_Set task:_ Find every line in the entries below that contains the string "receiving", and copy each of those lines.
⟨
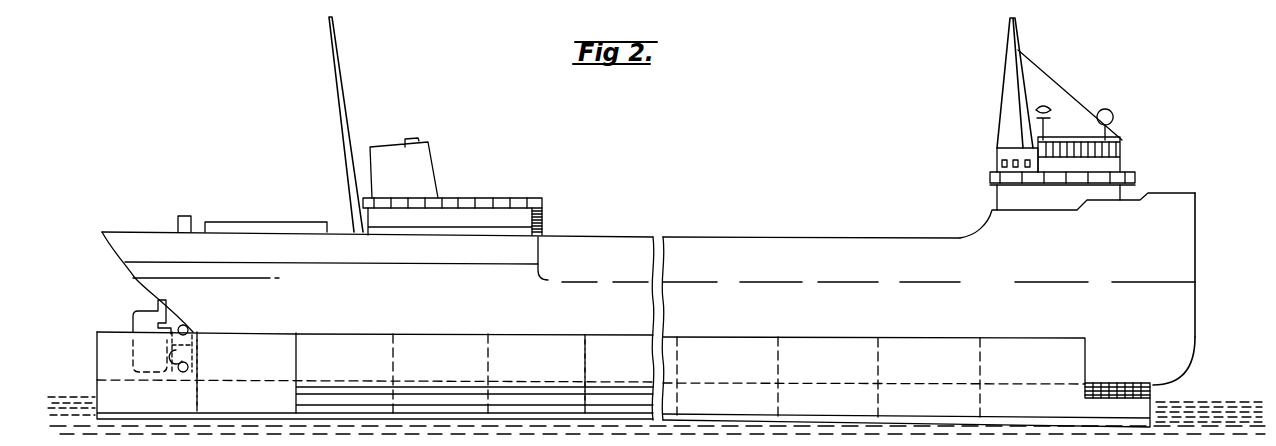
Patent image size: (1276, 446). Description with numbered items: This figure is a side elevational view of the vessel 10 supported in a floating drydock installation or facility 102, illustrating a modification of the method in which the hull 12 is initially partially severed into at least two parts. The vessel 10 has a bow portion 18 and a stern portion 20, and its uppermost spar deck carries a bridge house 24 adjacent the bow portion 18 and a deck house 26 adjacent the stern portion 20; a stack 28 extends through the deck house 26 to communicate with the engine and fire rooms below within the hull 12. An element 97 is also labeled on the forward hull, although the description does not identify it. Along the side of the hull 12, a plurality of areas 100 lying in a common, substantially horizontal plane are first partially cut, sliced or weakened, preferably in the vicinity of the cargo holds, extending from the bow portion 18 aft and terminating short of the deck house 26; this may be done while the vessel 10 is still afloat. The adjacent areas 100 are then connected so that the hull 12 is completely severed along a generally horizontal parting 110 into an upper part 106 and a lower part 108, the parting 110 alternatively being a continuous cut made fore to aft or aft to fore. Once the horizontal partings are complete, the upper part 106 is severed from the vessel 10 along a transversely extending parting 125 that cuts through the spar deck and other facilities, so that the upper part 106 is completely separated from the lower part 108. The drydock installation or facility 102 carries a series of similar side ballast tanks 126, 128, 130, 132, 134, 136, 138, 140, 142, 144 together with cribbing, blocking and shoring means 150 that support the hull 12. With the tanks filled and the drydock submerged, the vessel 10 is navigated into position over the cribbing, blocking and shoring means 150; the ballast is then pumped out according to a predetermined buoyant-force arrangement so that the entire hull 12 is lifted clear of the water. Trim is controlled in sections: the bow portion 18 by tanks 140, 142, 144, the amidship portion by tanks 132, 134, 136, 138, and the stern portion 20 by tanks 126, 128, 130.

The vessel 10 is at (700, 196).
The hull 12 is at (747, 232).
The bow portion 18 is at (1185, 252).
The stern portion 20 is at (243, 248).
The bridge house 24 is at (1122, 173).
The deck house 26 is at (503, 220).
The stack 28 is at (430, 190).
The sheer strake 97 is at (305, 242).
The areas 100 is at (690, 278).
The drydock installation or facility 102 is at (113, 298).
The upper part 106 is at (603, 245).
The lower part 108 is at (553, 324).
The parting 110 is at (624, 280).
The transversely extending parting 125 is at (540, 237).
The side ballast tank 126 is at (136, 409).
The side ballast tank 128 is at (236, 409).
The side ballast tank 130 is at (358, 373).
The side ballast tank 132 is at (455, 373).
The side ballast tank 134 is at (553, 374).
The side ballast tank 136 is at (611, 376).
The side ballast tank 138 is at (718, 413).
The side ballast tank 140 is at (818, 413).
The side ballast tank 142 is at (916, 415).
The side ballast tank 144 is at (1023, 415).
The cribbing, blocking and shoring means 150 is at (1152, 393).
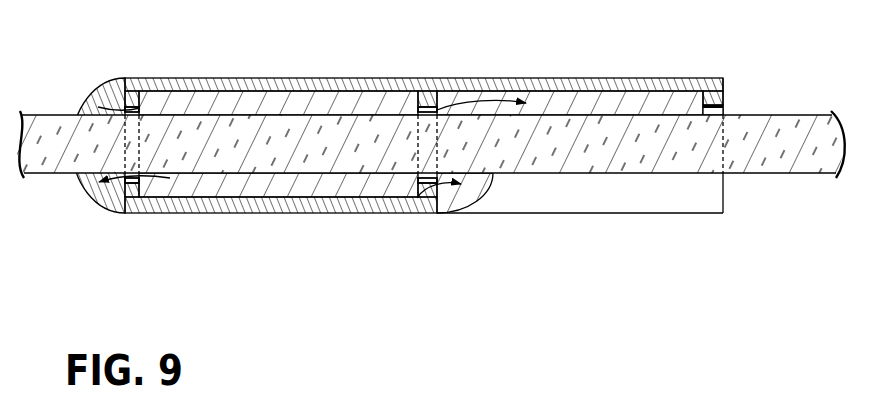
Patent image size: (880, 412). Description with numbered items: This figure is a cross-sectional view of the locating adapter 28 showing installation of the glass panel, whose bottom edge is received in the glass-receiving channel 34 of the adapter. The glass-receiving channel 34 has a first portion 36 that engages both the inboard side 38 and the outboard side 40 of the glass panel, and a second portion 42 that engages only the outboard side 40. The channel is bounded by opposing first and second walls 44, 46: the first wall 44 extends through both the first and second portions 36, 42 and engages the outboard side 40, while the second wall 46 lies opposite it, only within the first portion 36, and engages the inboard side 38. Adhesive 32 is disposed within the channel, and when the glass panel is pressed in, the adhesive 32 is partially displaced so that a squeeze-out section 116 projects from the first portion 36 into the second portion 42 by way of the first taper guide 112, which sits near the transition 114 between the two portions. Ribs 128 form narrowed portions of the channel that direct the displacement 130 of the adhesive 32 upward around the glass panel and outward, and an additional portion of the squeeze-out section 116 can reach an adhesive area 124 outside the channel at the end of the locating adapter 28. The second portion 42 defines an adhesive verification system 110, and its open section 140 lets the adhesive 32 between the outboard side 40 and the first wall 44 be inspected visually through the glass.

The locating adapter 28 is at (706, 71).
The adhesive 32 is at (227, 187).
The glass-receiving channel 34 is at (170, 205).
The first portion 36 is at (241, 76).
The inboard side 38 is at (762, 174).
The outboard side 40 is at (762, 113).
The second portion 42 is at (691, 184).
The first wall 44 is at (348, 92).
The second wall 46 is at (357, 208).
The adhesive verification system 110 is at (606, 189).
The first taper guide 112 is at (434, 197).
The transition 114 is at (414, 129).
The squeeze-out section 116 is at (600, 108).
The adhesive area 124 is at (67, 99).
The ribs 128 is at (435, 104).
The displacement 130 is at (98, 104).
The open section 140 is at (526, 186).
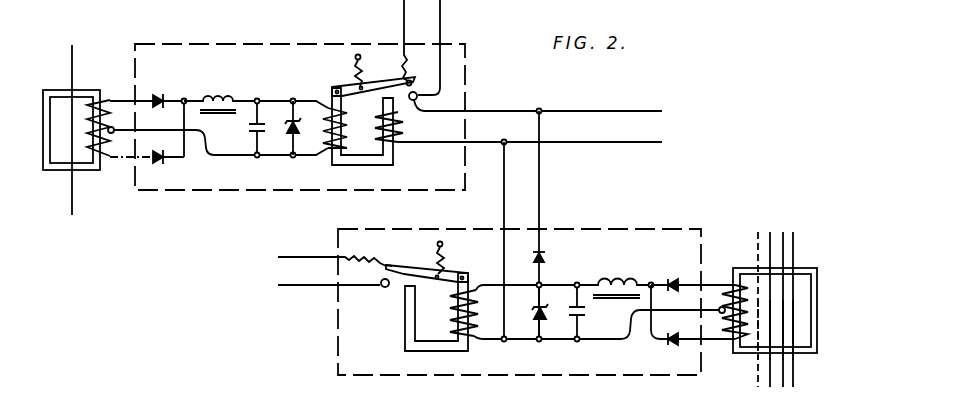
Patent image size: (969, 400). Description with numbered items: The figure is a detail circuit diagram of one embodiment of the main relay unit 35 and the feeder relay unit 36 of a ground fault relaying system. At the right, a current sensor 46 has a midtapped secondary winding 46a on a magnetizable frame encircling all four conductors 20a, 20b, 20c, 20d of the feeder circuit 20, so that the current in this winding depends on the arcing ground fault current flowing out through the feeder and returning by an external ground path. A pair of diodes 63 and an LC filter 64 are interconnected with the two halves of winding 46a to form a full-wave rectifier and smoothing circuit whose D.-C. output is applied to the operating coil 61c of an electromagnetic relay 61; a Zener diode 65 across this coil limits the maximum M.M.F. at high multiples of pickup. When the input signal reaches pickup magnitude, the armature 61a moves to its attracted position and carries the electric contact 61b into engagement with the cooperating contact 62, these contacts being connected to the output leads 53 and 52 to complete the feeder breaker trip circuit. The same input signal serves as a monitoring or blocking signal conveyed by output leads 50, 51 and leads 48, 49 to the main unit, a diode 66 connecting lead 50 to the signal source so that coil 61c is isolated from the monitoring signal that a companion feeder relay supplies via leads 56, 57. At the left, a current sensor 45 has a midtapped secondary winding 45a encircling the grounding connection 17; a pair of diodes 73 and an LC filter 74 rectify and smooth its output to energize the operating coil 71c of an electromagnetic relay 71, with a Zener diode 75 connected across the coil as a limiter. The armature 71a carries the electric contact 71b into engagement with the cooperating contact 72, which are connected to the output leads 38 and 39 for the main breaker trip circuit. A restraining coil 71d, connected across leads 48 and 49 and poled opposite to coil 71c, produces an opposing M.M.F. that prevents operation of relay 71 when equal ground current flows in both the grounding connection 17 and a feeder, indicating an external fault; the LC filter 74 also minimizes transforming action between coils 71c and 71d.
⟩
_Task output:_
Patent image size: (880, 412). Description with numbered items: This figure is a cross-sectional view of the locating adapter 28 showing installation of the glass panel, whose bottom edge is received in the glass-receiving channel 34 of the adapter. The glass-receiving channel 34 has a first portion 36 that engages both the inboard side 38 and the outboard side 40 of the glass panel, and a second portion 42 that engages only the outboard side 40. The channel is bounded by opposing first and second walls 44, 46: the first wall 44 extends through both the first and second portions 36, 42 and engages the outboard side 40, while the second wall 46 lies opposite it, only within the first portion 36, and engages the inboard side 38. Adhesive 32 is disposed within the channel, and when the glass panel is pressed in, the adhesive 32 is partially displaced so that a squeeze-out section 116 projects from the first portion 36 into the second portion 42 by way of the first taper guide 112, which sits near the transition 114 between the two portions. Ribs 128 form narrowed portions of the channel that direct the displacement 130 of the adhesive 32 upward around the glass panel and outward, and an additional portion of the squeeze-out section 116 can reach an adhesive area 124 outside the channel at the end of the locating adapter 28. The second portion 42 defines an adhesive verification system 110, and its open section 140 lets the adhesive 32 between the outboard side 40 and the first wall 44 be inspected visually through the glass.
The glass-receiving channel 34 is at (170, 205).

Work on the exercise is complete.